■ What is being asked
Quote all of the entries word for word.
[START OF Exercise input]
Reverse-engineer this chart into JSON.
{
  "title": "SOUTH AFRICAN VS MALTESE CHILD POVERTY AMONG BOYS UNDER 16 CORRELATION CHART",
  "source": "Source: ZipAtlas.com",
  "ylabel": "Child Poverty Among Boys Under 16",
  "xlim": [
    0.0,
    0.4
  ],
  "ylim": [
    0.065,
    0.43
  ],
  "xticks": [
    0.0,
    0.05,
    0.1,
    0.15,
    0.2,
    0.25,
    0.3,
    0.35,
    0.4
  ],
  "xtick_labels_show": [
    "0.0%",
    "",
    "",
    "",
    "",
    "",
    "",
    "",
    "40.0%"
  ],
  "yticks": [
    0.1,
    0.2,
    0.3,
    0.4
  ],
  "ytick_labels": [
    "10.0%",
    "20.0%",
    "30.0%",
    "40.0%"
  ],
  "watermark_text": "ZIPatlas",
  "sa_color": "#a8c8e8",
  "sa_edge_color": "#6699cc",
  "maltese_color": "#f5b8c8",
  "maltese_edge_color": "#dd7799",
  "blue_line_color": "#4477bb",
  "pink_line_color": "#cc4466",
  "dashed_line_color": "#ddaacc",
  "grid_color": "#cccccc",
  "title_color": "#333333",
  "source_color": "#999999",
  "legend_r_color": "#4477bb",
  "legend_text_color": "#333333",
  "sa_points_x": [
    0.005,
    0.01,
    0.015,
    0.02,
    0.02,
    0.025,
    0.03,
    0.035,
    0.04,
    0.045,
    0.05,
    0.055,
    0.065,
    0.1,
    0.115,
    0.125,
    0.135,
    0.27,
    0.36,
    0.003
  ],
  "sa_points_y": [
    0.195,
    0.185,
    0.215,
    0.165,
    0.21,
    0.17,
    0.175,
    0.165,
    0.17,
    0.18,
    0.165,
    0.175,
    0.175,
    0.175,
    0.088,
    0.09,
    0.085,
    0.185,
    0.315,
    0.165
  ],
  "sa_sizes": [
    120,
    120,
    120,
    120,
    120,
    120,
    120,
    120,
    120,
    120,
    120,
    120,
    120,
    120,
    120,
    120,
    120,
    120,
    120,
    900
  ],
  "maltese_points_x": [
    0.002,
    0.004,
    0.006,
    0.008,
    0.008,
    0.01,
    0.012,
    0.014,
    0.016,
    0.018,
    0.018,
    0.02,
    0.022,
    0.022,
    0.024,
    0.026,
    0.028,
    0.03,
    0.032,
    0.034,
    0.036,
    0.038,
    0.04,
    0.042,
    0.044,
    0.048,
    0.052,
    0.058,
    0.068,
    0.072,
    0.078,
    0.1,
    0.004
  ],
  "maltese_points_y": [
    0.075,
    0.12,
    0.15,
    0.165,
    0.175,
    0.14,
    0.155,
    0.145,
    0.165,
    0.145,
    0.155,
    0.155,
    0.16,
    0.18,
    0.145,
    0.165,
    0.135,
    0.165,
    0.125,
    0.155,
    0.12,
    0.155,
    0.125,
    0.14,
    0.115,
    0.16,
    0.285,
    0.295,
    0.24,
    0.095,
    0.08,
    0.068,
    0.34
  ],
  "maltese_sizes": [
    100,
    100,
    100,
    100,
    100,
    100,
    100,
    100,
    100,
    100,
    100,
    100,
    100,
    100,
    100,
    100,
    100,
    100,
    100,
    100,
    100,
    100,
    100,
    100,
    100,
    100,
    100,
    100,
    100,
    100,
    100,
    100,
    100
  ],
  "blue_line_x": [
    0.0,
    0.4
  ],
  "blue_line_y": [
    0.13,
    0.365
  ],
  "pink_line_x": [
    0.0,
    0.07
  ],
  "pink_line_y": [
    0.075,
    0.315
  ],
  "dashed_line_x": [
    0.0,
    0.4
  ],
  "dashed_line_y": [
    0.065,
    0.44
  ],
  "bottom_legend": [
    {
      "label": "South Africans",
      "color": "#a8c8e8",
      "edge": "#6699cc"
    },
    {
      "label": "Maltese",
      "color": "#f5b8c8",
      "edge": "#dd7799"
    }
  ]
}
[END OF Exercise input]
■ Result of this exercise
Reverse-engineer this chart into JSON.
{
  "title": "SOUTH AFRICAN VS MALTESE CHILD POVERTY AMONG BOYS UNDER 16 CORRELATION CHART",
  "source": "Source: ZipAtlas.com",
  "ylabel": "Child Poverty Among Boys Under 16",
  "xlim": [
    0.0,
    0.4
  ],
  "ylim": [
    0.065,
    0.43
  ],
  "xticks": [
    0.0,
    0.05,
    0.1,
    0.15,
    0.2,
    0.25,
    0.3,
    0.35,
    0.4
  ],
  "xtick_labels_show": [
    "0.0%",
    "",
    "",
    "",
    "",
    "",
    "",
    "",
    "40.0%"
  ],
  "yticks": [
    0.1,
    0.2,
    0.3,
    0.4
  ],
  "ytick_labels": [
    "10.0%",
    "20.0%",
    "30.0%",
    "40.0%"
  ],
  "watermark_text": "ZIPatlas",
  "sa_color": "#a8c8e8",
  "sa_edge_color": "#6699cc",
  "maltese_color": "#f5b8c8",
  "maltese_edge_color": "#dd7799",
  "blue_line_color": "#4477bb",
  "pink_line_color": "#cc4466",
  "dashed_line_color": "#ddaacc",
  "grid_color": "#cccccc",
  "title_color": "#333333",
  "source_color": "#999999",
  "legend_r_color": "#4477bb",
  "legend_text_color": "#333333",
  "sa_points_x": [
    0.005,
    0.01,
    0.015,
    0.02,
    0.02,
    0.025,
    0.03,
    0.035,
    0.04,
    0.045,
    0.05,
    0.055,
    0.065,
    0.1,
    0.115,
    0.125,
    0.135,
    0.27,
    0.36,
    0.003
  ],
  "sa_points_y": [
    0.195,
    0.185,
    0.215,
    0.165,
    0.21,
    0.17,
    0.175,
    0.165,
    0.17,
    0.18,
    0.165,
    0.175,
    0.175,
    0.175,
    0.088,
    0.09,
    0.085,
    0.185,
    0.315,
    0.165
  ],
  "sa_sizes": [
    120,
    120,
    120,
    120,
    120,
    120,
    120,
    120,
    120,
    120,
    120,
    120,
    120,
    120,
    120,
    120,
    120,
    120,
    120,
    900
  ],
  "maltese_points_x": [
    0.002,
    0.004,
    0.006,
    0.008,
    0.008,
    0.01,
    0.012,
    0.014,
    0.016,
    0.018,
    0.018,
    0.02,
    0.022,
    0.022,
    0.024,
    0.026,
    0.028,
    0.03,
    0.032,
    0.034,
    0.036,
    0.038,
    0.04,
    0.042,
    0.044,
    0.048,
    0.052,
    0.058,
    0.068,
    0.072,
    0.078,
    0.1,
    0.004
  ],
  "maltese_points_y": [
    0.075,
    0.12,
    0.15,
    0.165,
    0.175,
    0.14,
    0.155,
    0.145,
    0.165,
    0.145,
    0.155,
    0.155,
    0.16,
    0.18,
    0.145,
    0.165,
    0.135,
    0.165,
    0.125,
    0.155,
    0.12,
    0.155,
    0.125,
    0.14,
    0.115,
    0.16,
    0.285,
    0.295,
    0.24,
    0.095,
    0.08,
    0.068,
    0.34
  ],
  "maltese_sizes": [
    100,
    100,
    100,
    100,
    100,
    100,
    100,
    100,
    100,
    100,
    100,
    100,
    100,
    100,
    100,
    100,
    100,
    100,
    100,
    100,
    100,
    100,
    100,
    100,
    100,
    100,
    100,
    100,
    100,
    100,
    100,
    100,
    100
  ],
  "blue_line_x": [
    0.0,
    0.4
  ],
  "blue_line_y": [
    0.13,
    0.365
  ],
  "pink_line_x": [
    0.0,
    0.07
  ],
  "pink_line_y": [
    0.075,
    0.315
  ],
  "dashed_line_x": [
    0.0,
    0.4
  ],
  "dashed_line_y": [
    0.065,
    0.44
  ],
  "bottom_legend": [
    {
      "label": "South Africans",
      "color": "#a8c8e8",
      "edge": "#6699cc"
    },
    {
      "label": "Maltese",
      "color": "#f5b8c8",
      "edge": "#dd7799"
    }
  ]
}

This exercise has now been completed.